Check every line of the material below for the string "investigations", and return the ones that have it.

Stored entries —
++++++++++

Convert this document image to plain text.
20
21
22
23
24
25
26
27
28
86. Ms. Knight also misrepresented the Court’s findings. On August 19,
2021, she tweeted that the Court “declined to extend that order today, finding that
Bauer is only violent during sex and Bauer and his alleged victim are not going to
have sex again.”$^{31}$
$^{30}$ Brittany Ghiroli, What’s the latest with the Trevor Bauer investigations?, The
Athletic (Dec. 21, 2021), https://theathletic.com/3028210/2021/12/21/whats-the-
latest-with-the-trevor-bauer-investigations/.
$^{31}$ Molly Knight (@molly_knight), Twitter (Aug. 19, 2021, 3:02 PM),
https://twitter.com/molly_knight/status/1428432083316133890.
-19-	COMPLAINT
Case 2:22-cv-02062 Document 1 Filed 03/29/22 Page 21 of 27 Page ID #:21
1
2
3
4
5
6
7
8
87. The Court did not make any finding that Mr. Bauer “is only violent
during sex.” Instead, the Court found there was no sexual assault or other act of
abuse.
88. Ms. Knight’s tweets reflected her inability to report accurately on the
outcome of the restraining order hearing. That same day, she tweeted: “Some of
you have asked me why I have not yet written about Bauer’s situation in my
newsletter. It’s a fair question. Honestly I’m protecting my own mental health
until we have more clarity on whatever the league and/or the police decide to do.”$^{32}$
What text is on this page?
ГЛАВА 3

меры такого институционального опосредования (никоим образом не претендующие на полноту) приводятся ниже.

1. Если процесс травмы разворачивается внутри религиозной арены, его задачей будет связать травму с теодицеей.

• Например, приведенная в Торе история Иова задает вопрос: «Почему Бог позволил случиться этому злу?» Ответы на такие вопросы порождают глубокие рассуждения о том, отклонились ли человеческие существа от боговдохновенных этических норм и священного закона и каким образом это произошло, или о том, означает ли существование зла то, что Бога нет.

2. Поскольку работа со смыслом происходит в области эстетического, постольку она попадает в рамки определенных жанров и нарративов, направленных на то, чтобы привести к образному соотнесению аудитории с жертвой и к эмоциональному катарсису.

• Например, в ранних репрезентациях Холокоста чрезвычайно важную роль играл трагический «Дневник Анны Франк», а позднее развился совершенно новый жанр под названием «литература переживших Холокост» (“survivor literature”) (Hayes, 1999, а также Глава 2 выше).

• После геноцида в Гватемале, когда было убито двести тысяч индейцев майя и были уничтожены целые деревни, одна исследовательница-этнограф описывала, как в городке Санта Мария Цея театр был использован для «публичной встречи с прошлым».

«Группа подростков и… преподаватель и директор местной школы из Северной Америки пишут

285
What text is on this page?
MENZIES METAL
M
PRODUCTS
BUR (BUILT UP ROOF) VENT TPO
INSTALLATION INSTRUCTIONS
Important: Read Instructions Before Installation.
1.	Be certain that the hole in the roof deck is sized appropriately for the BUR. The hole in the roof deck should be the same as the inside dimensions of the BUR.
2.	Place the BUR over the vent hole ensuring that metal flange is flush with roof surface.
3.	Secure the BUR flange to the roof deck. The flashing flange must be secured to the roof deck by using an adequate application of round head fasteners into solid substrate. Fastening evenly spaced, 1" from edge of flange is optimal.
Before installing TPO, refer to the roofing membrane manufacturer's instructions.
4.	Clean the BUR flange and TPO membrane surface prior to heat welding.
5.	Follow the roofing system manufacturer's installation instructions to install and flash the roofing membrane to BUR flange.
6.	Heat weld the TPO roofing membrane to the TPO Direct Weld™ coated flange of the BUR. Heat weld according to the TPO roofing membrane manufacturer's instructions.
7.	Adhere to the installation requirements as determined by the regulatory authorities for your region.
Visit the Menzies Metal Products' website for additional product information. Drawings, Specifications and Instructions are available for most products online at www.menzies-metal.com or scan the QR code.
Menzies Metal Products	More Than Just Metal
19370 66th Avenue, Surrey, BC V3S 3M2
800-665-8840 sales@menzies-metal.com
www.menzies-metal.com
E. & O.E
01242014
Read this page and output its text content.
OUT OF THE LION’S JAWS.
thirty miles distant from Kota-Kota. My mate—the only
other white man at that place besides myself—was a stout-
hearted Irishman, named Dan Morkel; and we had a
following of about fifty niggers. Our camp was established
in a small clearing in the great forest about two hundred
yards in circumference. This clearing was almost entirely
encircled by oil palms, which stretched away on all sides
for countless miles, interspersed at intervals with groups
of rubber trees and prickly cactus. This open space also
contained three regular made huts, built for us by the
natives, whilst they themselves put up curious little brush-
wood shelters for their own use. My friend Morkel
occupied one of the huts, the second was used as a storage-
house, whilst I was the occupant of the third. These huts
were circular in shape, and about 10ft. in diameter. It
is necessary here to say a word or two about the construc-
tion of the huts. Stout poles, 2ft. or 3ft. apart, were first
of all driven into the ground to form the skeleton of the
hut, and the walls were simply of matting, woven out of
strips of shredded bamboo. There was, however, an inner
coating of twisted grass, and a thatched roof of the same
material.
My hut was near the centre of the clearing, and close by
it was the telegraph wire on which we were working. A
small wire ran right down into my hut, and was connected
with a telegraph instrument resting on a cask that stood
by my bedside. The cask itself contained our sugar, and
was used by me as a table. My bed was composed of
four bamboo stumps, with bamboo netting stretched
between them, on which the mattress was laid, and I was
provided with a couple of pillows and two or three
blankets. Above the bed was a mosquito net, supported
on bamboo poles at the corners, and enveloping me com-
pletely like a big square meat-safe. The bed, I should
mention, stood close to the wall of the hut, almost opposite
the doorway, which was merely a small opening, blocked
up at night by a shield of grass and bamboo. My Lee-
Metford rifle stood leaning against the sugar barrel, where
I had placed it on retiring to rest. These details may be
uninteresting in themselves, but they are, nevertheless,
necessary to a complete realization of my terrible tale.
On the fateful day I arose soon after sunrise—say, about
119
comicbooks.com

++++++++++

Right answer —
$^{30}$ Brittany Ghiroli, What’s the latest with the Trevor Bauer investigations?, The
latest-with-the-trevor-bauer-investigations/.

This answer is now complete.